▶ What this task involves
Using the data below, gather each line that includes the word "competition".

Items listed in a dataset:

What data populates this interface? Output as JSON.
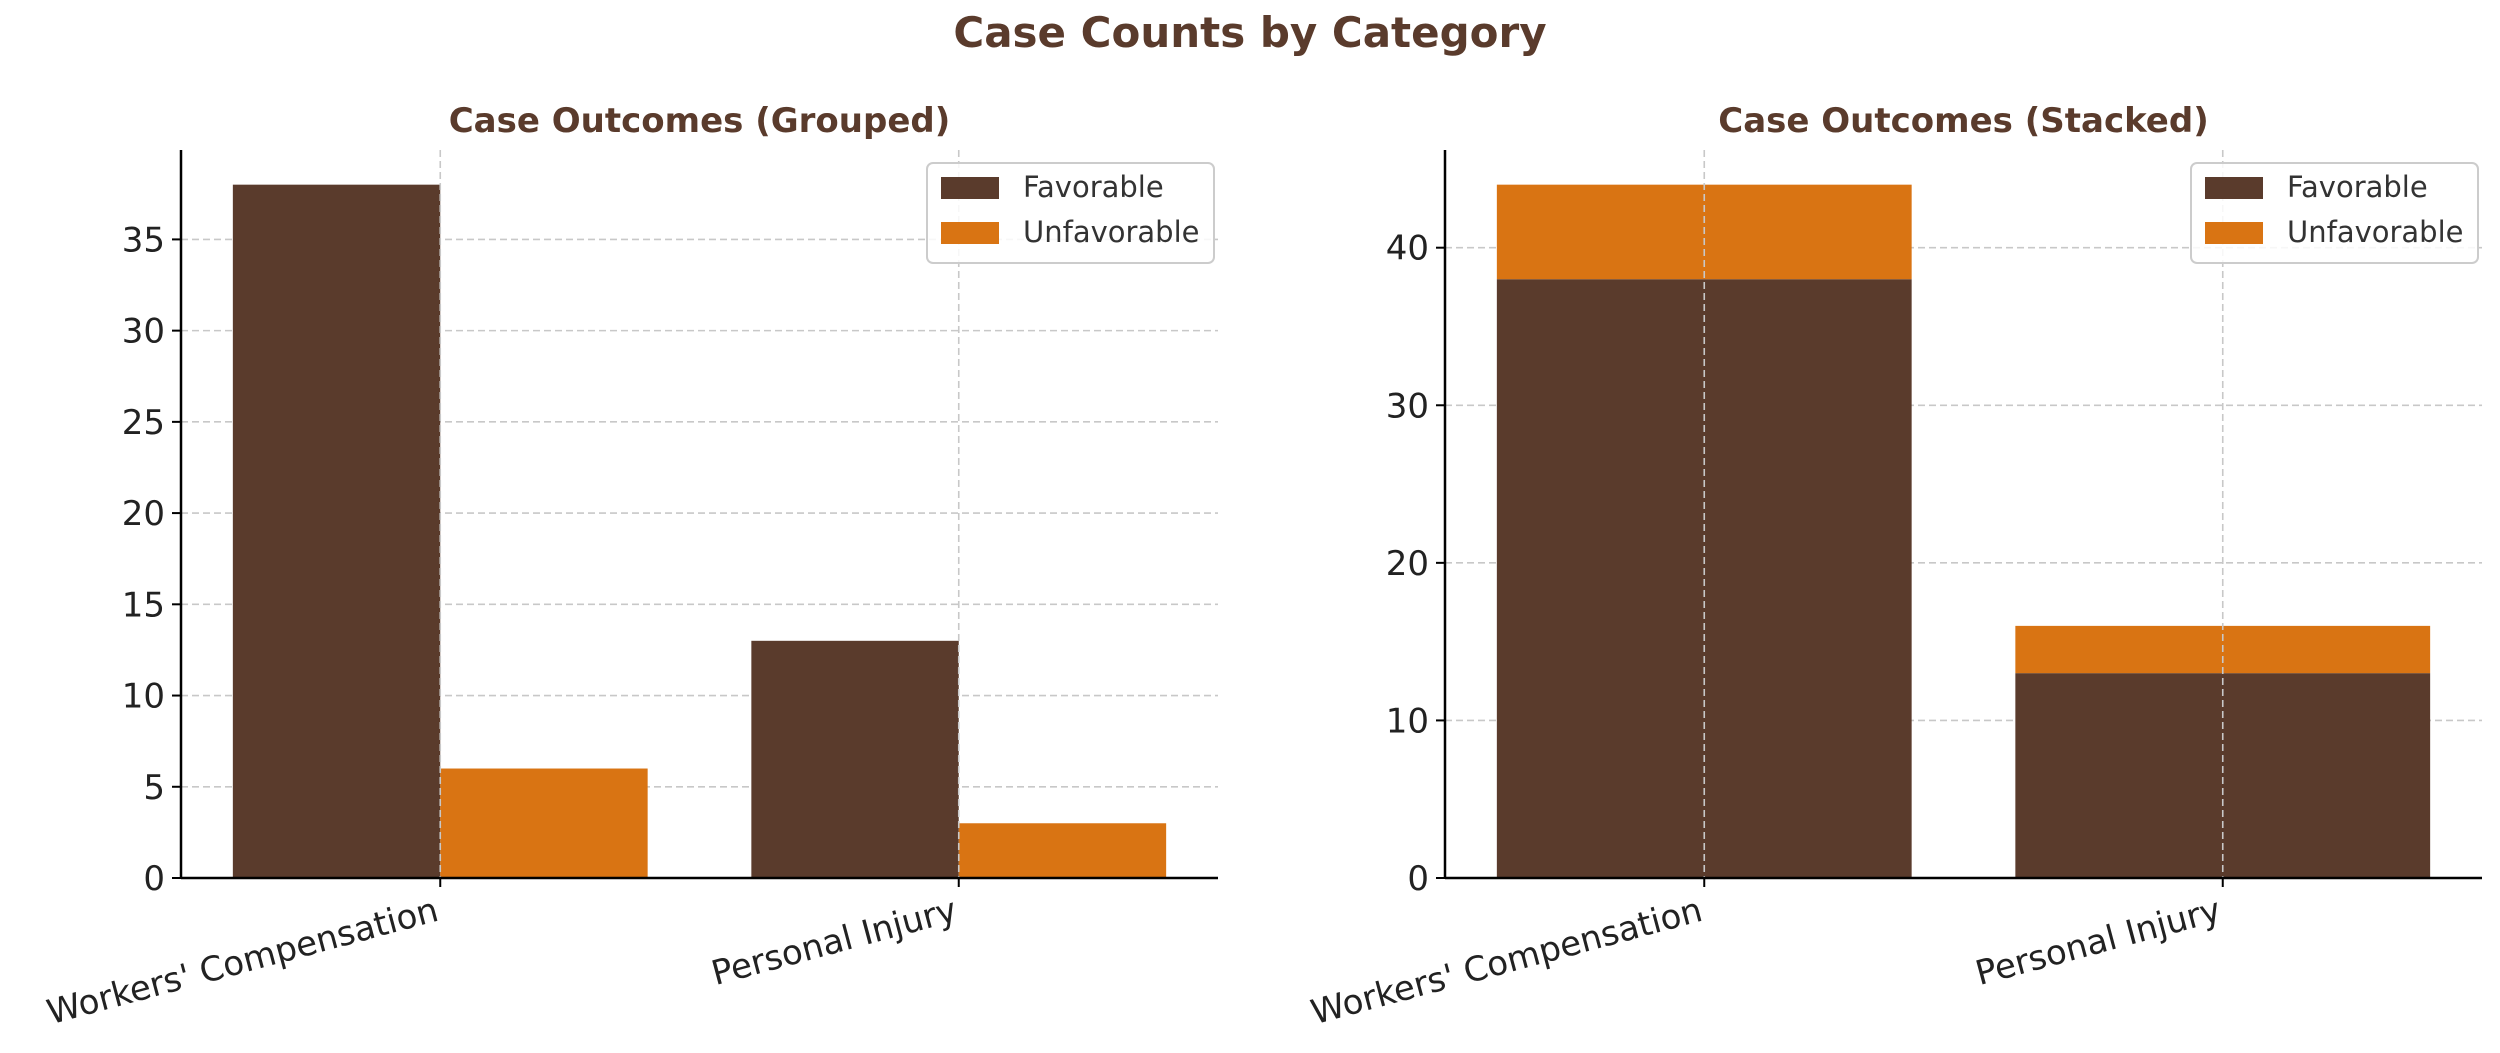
{
  "figure_title": "Case Counts by Category",
  "colors": {
    "favorable": "#5a3b2c",
    "unfavorable": "#d97413",
    "title": "#5a3b2c",
    "grid": "#c8c8c8"
  },
  "chart_data": [
    {
      "type": "bar",
      "mode": "grouped",
      "title": "Case Outcomes (Grouped)",
      "categories": [
        "Workers' Compensation",
        "Personal Injury"
      ],
      "series": [
        {
          "name": "Favorable",
          "values": [
            38,
            13
          ]
        },
        {
          "name": "Unfavorable",
          "values": [
            6,
            3
          ]
        }
      ],
      "ylim": [
        0,
        39.9
      ],
      "yticks": [
        0,
        5,
        10,
        15,
        20,
        25,
        30,
        35
      ],
      "grid": true,
      "legend": "top-right",
      "xlabel": "",
      "ylabel": ""
    },
    {
      "type": "bar",
      "mode": "stacked",
      "title": "Case Outcomes (Stacked)",
      "categories": [
        "Workers' Compensation",
        "Personal Injury"
      ],
      "series": [
        {
          "name": "Favorable",
          "values": [
            38,
            13
          ]
        },
        {
          "name": "Unfavorable",
          "values": [
            6,
            3
          ]
        }
      ],
      "ylim": [
        0,
        46.2
      ],
      "yticks": [
        0,
        10,
        20,
        30,
        40
      ],
      "grid": true,
      "legend": "top-right",
      "xlabel": "",
      "ylabel": ""
    }
  ]
}
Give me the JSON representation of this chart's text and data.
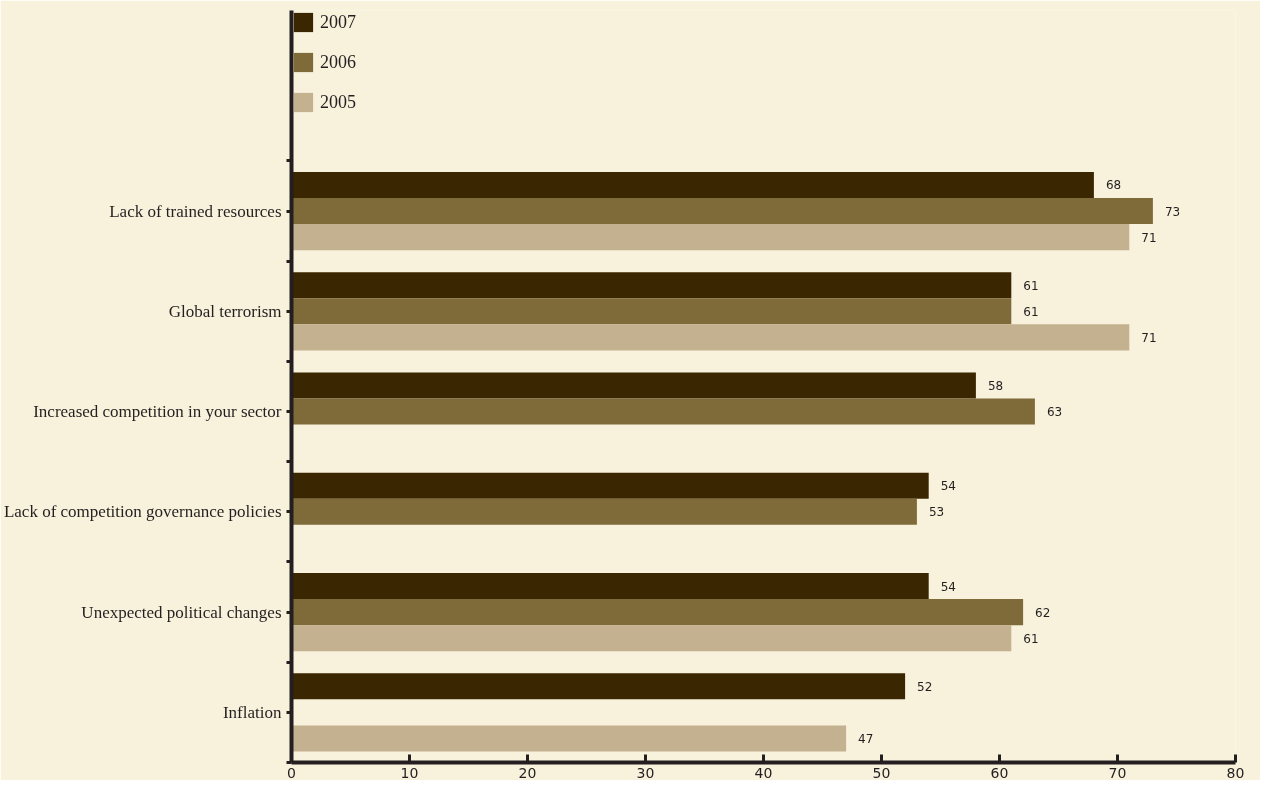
{
  "chart_data": {
    "type": "bar",
    "orientation": "horizontal",
    "categories": [
      "Lack of trained resources",
      "Global terrorism",
      "Increased competition in your sector",
      "Lack of competition governance policies",
      "Unexpected political changes",
      "Inflation"
    ],
    "series": [
      {
        "name": "2007",
        "color": "#3a2600",
        "values": [
          68,
          61,
          58,
          54,
          54,
          52
        ]
      },
      {
        "name": "2006",
        "color": "#7f6a3a",
        "values": [
          73,
          61,
          63,
          53,
          62,
          null
        ]
      },
      {
        "name": "2005",
        "color": "#c4b190",
        "values": [
          71,
          71,
          null,
          null,
          61,
          47
        ]
      }
    ],
    "xlim": [
      0,
      80
    ],
    "xticks": [
      0,
      10,
      20,
      30,
      40,
      50,
      60,
      70,
      80
    ],
    "data_labels": true,
    "grid": false,
    "legend": "top left"
  }
}
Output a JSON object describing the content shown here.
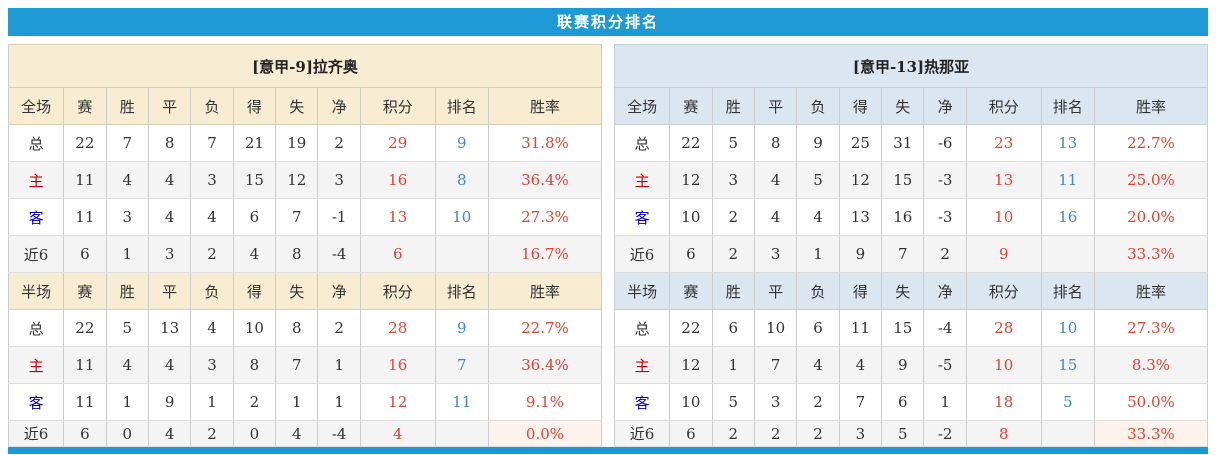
{
  "title": "联赛积分排名",
  "columns_full": [
    "全场",
    "赛",
    "胜",
    "平",
    "负",
    "得",
    "失",
    "净",
    "积分",
    "排名",
    "胜率"
  ],
  "columns_half": [
    "半场",
    "赛",
    "胜",
    "平",
    "负",
    "得",
    "失",
    "净",
    "积分",
    "排名",
    "胜率"
  ],
  "teams": [
    {
      "name": "[意甲-9]拉齐奥",
      "full": [
        [
          "总",
          "22",
          "7",
          "8",
          "7",
          "21",
          "19",
          "2",
          "29",
          "9",
          "31.8%"
        ],
        [
          "主",
          "11",
          "4",
          "4",
          "3",
          "15",
          "12",
          "3",
          "16",
          "8",
          "36.4%"
        ],
        [
          "客",
          "11",
          "3",
          "4",
          "4",
          "6",
          "7",
          "-1",
          "13",
          "10",
          "27.3%"
        ],
        [
          "近6",
          "6",
          "1",
          "3",
          "2",
          "4",
          "8",
          "-4",
          "6",
          "",
          "16.7%"
        ]
      ],
      "half": [
        [
          "总",
          "22",
          "5",
          "13",
          "4",
          "10",
          "8",
          "2",
          "28",
          "9",
          "22.7%"
        ],
        [
          "主",
          "11",
          "4",
          "4",
          "3",
          "8",
          "7",
          "1",
          "16",
          "7",
          "36.4%"
        ],
        [
          "客",
          "11",
          "1",
          "9",
          "1",
          "2",
          "1",
          "1",
          "12",
          "11",
          "9.1%"
        ],
        [
          "近6",
          "6",
          "0",
          "4",
          "2",
          "0",
          "4",
          "-4",
          "4",
          "",
          "0.0%"
        ]
      ]
    },
    {
      "name": "[意甲-13]热那亚",
      "full": [
        [
          "总",
          "22",
          "5",
          "8",
          "9",
          "25",
          "31",
          "-6",
          "23",
          "13",
          "22.7%"
        ],
        [
          "主",
          "12",
          "3",
          "4",
          "5",
          "12",
          "15",
          "-3",
          "13",
          "11",
          "25.0%"
        ],
        [
          "客",
          "10",
          "2",
          "4",
          "4",
          "13",
          "16",
          "-3",
          "10",
          "16",
          "20.0%"
        ],
        [
          "近6",
          "6",
          "2",
          "3",
          "1",
          "9",
          "7",
          "2",
          "9",
          "",
          "33.3%"
        ]
      ],
      "half": [
        [
          "总",
          "22",
          "6",
          "10",
          "6",
          "11",
          "15",
          "-4",
          "28",
          "10",
          "27.3%"
        ],
        [
          "主",
          "12",
          "1",
          "7",
          "4",
          "4",
          "9",
          "-5",
          "10",
          "15",
          "8.3%"
        ],
        [
          "客",
          "10",
          "5",
          "3",
          "2",
          "7",
          "6",
          "1",
          "18",
          "5",
          "50.0%"
        ],
        [
          "近6",
          "6",
          "2",
          "2",
          "2",
          "3",
          "5",
          "-2",
          "8",
          "",
          "33.3%"
        ]
      ]
    }
  ],
  "colors": {
    "accent_blue": "#1d9ad6",
    "left_header_bg": "#f8ecd2",
    "right_header_bg": "#dce6f1",
    "row_stripe": "#f4f4f4",
    "points_red": "#e14234",
    "rank_blue": "#4286c6",
    "home_label_red": "#cc0000",
    "away_label_blue": "#0000bb",
    "highlight_cream": "#fdf3ec"
  }
}
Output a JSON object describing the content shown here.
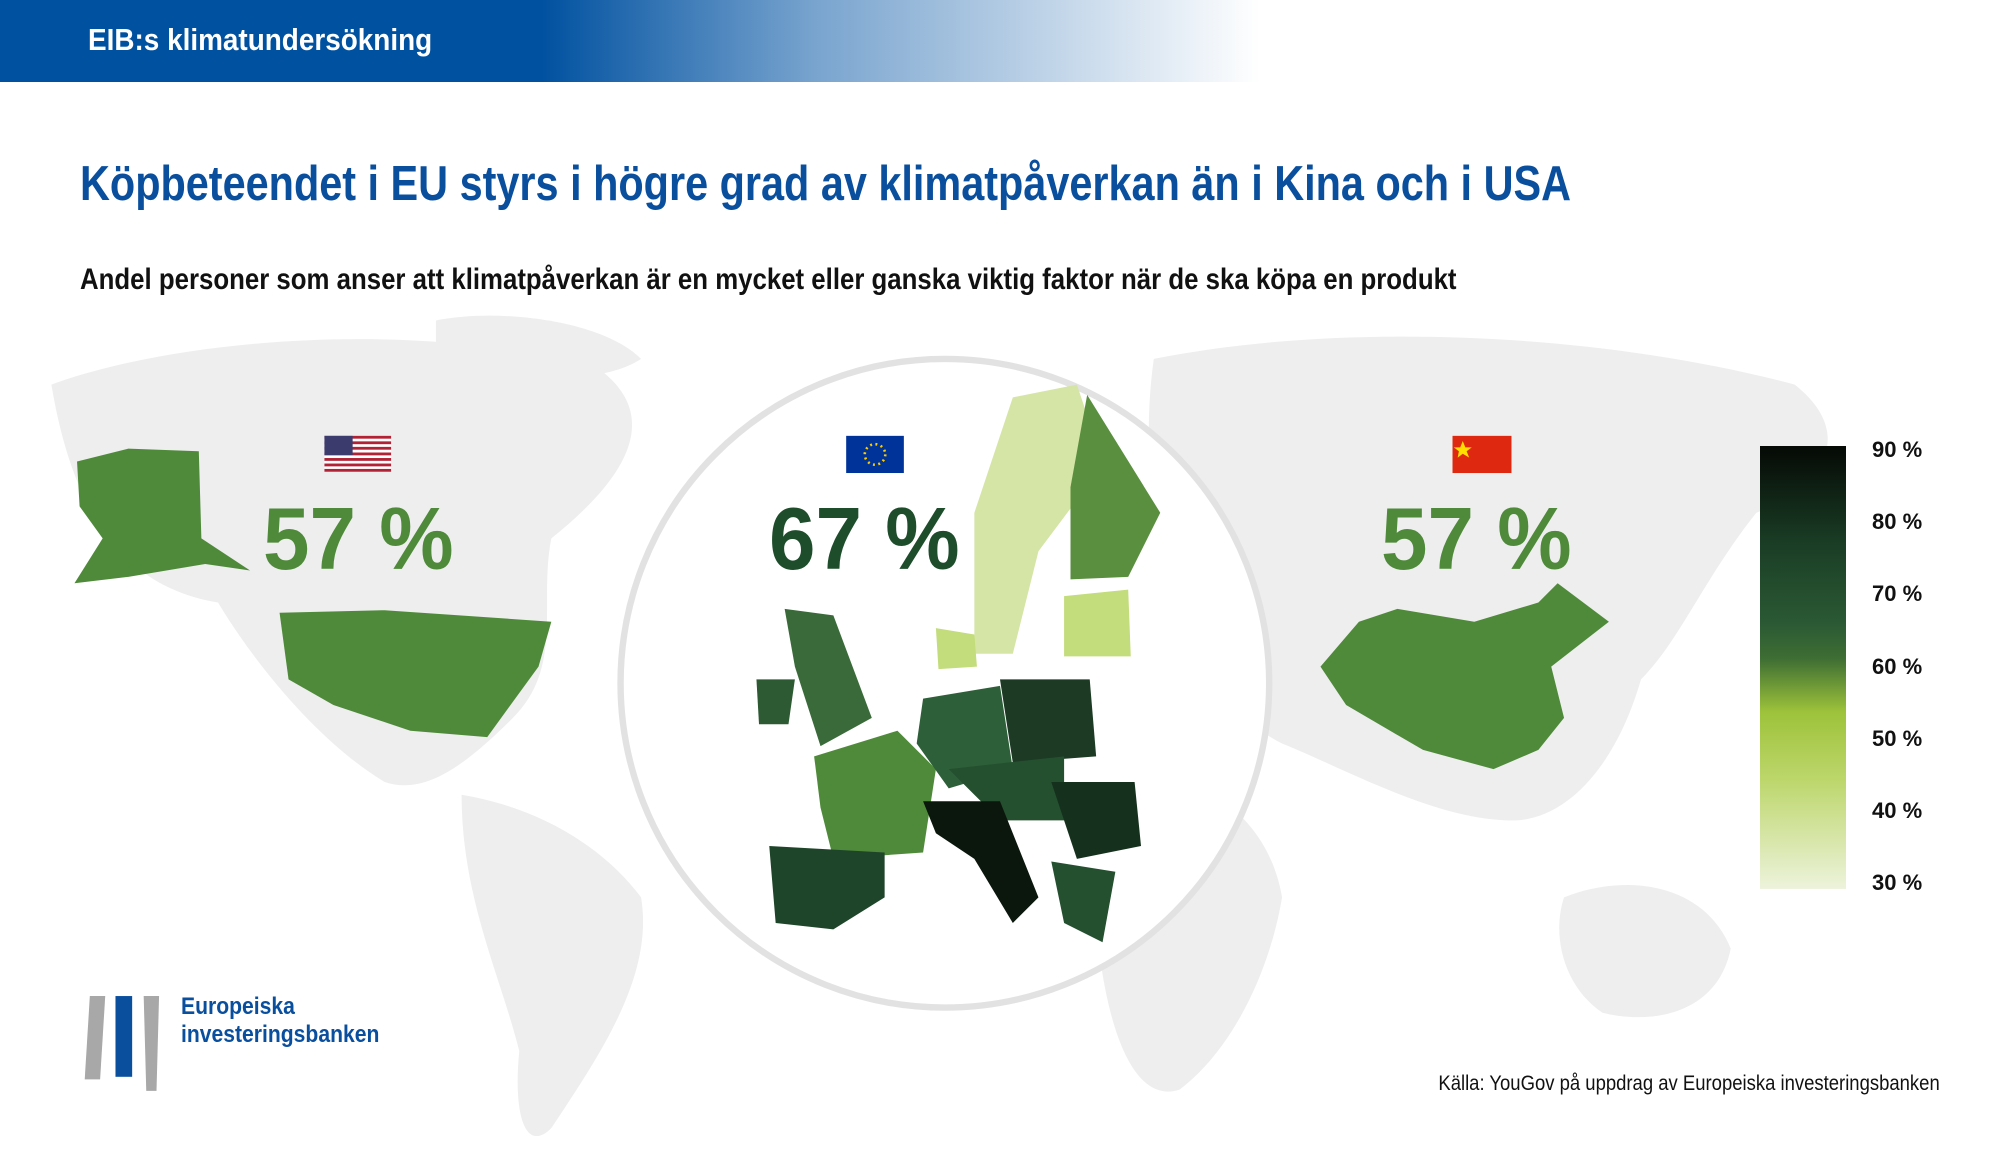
{
  "header": {
    "label": "EIB:s klimatundersökning"
  },
  "title": "Köpbeteendet i EU styrs i högre grad av klimatpåverkan än i Kina och i USA",
  "subtitle": "Andel personer som anser att klimatpåverkan är en mycket eller ganska viktig faktor när de ska köpa en produkt",
  "chart_data": {
    "type": "choropleth",
    "regions": [
      {
        "name": "USA",
        "value": 57,
        "label": "57 %",
        "flag": "us-flag-icon"
      },
      {
        "name": "EU",
        "value": 67,
        "label": "67 %",
        "flag": "eu-flag-icon"
      },
      {
        "name": "Kina",
        "value": 57,
        "label": "57 %",
        "flag": "china-flag-icon"
      }
    ],
    "color_scale": {
      "range": [
        30,
        90
      ],
      "ticks": [
        "90 %",
        "80 %",
        "70 %",
        "60 %",
        "50 %",
        "40 %",
        "30 %"
      ],
      "colors": [
        "#edf3dc",
        "#9dc23a",
        "#2b5934",
        "#050905"
      ]
    }
  },
  "colors": {
    "brand_blue": "#0a4f9e",
    "usa_china_green": "#4f8a3a",
    "eu_number": "#1e4d2b",
    "map_background": "#eeeeee"
  },
  "logo": {
    "line1": "Europeiska",
    "line2": "investeringsbanken"
  },
  "source": "Källa: YouGov på uppdrag av Europeiska investeringsbanken"
}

▶ Result of the task
      "Increased competition in your sector",
      "Lack of competition governance policies",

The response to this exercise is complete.